Extracted information >>
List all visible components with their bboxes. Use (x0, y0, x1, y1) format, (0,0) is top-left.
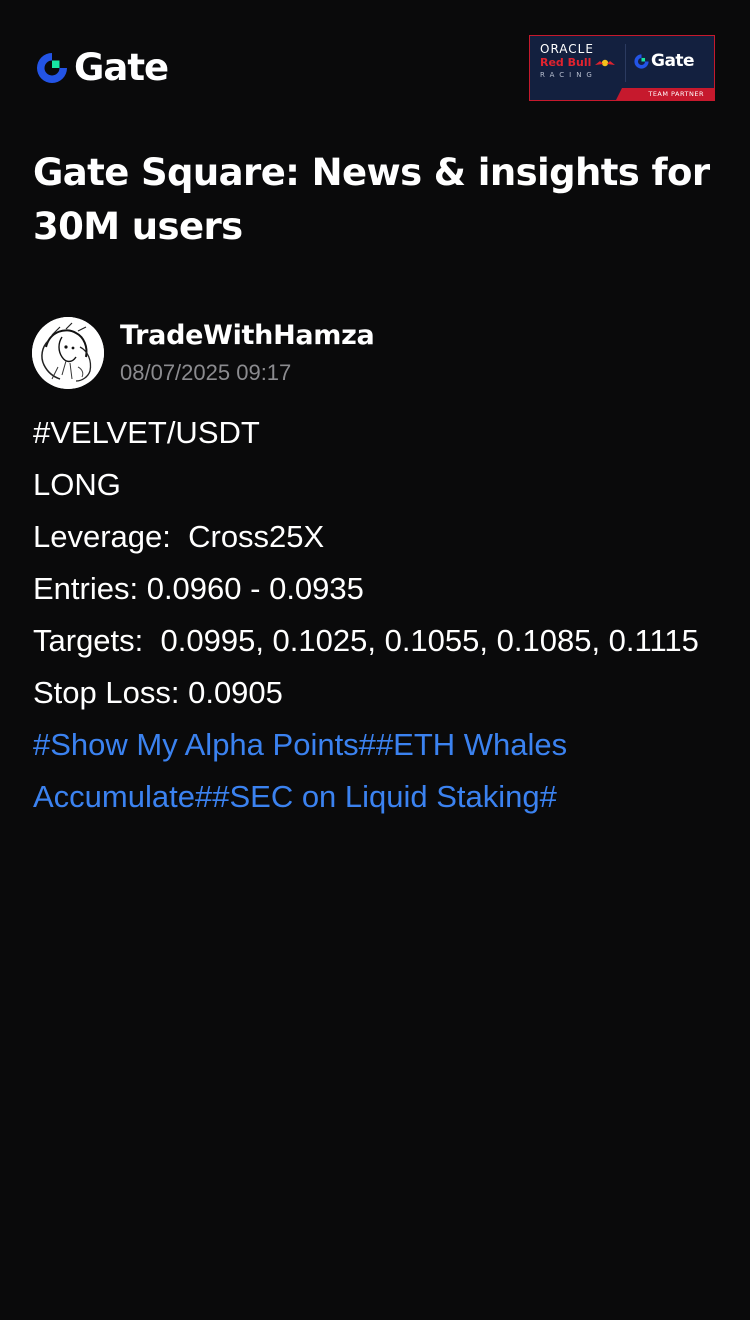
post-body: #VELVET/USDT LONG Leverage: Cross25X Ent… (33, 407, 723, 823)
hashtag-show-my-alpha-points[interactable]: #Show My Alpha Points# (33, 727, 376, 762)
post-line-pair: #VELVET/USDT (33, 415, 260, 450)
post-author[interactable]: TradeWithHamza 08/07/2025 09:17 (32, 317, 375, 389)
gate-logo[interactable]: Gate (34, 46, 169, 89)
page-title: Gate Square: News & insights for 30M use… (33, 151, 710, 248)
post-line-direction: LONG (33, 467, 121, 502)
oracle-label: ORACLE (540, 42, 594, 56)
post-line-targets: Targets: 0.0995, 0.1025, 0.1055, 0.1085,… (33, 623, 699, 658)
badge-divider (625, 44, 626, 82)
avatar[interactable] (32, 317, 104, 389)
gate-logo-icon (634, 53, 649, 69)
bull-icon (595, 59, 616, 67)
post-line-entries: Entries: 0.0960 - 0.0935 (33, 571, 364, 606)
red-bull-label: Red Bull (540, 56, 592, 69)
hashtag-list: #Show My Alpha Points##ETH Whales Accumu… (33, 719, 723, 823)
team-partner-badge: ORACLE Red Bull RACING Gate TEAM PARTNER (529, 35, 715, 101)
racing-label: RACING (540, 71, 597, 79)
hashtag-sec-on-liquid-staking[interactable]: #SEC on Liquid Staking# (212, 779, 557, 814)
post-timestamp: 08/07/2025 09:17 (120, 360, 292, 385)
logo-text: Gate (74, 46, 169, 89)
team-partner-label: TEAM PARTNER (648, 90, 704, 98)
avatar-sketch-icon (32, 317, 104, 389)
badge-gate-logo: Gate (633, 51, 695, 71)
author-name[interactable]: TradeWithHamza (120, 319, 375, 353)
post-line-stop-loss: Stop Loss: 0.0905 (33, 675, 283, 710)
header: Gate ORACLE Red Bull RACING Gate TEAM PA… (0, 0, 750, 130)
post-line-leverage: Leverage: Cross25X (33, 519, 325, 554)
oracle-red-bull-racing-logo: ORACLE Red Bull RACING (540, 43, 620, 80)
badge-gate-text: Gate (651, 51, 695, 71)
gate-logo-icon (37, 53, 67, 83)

What the task requires >> List everything from the line containing "post-body: #VELVET/USDT LONG" down to the line containing "team-partner-badge: ORACLE Red" as a numbered list, with blank lines omitted.

Exercise result >>
1. post-body: #VELVET/USDT LONG Leverage: Cross25X Ent… (33, 407, 723, 823)
2. hashtag-show-my-alpha-points[interactable]: #Show My Alpha Points# (33, 727, 376, 762)
3. post-line-pair: #VELVET/USDT (33, 415, 260, 450)
4. post-author[interactable]: TradeWithHamza 08/07/2025 09:17 (32, 317, 375, 389)
5. gate-logo[interactable]: Gate (34, 46, 169, 89)
6. page-title: Gate Square: News & insights for 30M use… (33, 151, 710, 248)
7. post-line-direction: LONG (33, 467, 121, 502)
8. oracle-label: ORACLE (540, 42, 594, 56)
9. post-line-targets: Targets: 0.0995, 0.1025, 0.1055, 0.1085,… (33, 623, 699, 658)
10. badge-divider (625, 44, 626, 82)
11. avatar[interactable] (32, 317, 104, 389)
12. gate-logo-icon (634, 53, 649, 69)
13. bull-icon (595, 59, 616, 67)
14. post-line-entries: Entries: 0.0960 - 0.0935 (33, 571, 364, 606)
15. red-bull-label: Red Bull (540, 56, 592, 69)
16. hashtag-list: #Show My Alpha Points##ETH Whales Accumu… (33, 719, 723, 823)
17. team-partner-badge: ORACLE Red Bull RACING Gate TEAM PARTNER (529, 35, 715, 101)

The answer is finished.